*Task details:*
Find the lines containing the word "Indemnisation" and copy every one of them.

*Task data:*
— Begin —

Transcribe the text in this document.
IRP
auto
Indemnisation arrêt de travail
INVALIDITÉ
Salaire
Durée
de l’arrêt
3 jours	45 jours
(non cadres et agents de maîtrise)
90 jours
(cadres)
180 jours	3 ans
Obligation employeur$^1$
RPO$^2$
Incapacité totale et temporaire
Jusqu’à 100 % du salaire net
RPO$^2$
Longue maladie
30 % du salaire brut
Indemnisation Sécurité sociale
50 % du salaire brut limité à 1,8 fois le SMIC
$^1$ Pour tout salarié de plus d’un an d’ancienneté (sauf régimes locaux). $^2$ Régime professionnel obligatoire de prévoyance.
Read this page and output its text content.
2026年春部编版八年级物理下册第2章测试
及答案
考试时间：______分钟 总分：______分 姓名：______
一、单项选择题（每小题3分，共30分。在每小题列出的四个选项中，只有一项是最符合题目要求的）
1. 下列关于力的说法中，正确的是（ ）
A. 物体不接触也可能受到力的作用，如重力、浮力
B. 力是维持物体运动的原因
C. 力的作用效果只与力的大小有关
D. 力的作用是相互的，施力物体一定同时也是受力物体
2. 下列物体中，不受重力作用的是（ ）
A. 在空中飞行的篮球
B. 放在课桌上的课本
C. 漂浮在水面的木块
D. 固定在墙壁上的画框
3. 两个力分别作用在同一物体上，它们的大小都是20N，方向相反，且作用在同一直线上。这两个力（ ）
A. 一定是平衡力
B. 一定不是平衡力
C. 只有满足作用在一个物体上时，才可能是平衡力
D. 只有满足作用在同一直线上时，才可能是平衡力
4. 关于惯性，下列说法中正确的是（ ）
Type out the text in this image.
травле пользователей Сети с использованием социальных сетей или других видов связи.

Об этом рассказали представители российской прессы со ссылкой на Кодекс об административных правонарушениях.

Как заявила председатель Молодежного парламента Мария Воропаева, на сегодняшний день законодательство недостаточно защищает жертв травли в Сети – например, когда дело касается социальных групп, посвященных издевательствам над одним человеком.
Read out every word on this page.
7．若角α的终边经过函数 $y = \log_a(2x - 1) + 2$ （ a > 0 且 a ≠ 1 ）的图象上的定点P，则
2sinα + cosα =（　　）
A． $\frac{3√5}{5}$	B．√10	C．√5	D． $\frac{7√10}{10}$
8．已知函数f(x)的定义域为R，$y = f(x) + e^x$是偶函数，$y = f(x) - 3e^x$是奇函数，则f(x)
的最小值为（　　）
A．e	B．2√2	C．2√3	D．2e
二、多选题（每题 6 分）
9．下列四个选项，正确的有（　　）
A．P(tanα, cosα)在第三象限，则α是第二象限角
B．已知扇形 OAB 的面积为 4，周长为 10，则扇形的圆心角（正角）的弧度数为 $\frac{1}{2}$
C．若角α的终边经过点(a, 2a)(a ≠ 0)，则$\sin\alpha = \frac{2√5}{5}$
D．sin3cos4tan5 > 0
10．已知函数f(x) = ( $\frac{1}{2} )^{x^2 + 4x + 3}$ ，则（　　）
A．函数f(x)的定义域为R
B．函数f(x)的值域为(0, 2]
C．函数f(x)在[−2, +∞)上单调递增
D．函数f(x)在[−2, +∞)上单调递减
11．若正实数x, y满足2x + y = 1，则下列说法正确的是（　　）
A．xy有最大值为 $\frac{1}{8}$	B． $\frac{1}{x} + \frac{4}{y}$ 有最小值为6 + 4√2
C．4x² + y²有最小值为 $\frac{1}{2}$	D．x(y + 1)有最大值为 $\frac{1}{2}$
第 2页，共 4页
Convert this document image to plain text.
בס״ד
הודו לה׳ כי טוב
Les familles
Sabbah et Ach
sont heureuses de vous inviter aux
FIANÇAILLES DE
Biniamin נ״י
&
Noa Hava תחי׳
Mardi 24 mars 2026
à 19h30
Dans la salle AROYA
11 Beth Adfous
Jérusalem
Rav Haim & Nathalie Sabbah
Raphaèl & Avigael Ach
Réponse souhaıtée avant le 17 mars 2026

— End —

*Completed exercise:*
Indemnisation arrêt de travail
Indemnisation Sécurité sociale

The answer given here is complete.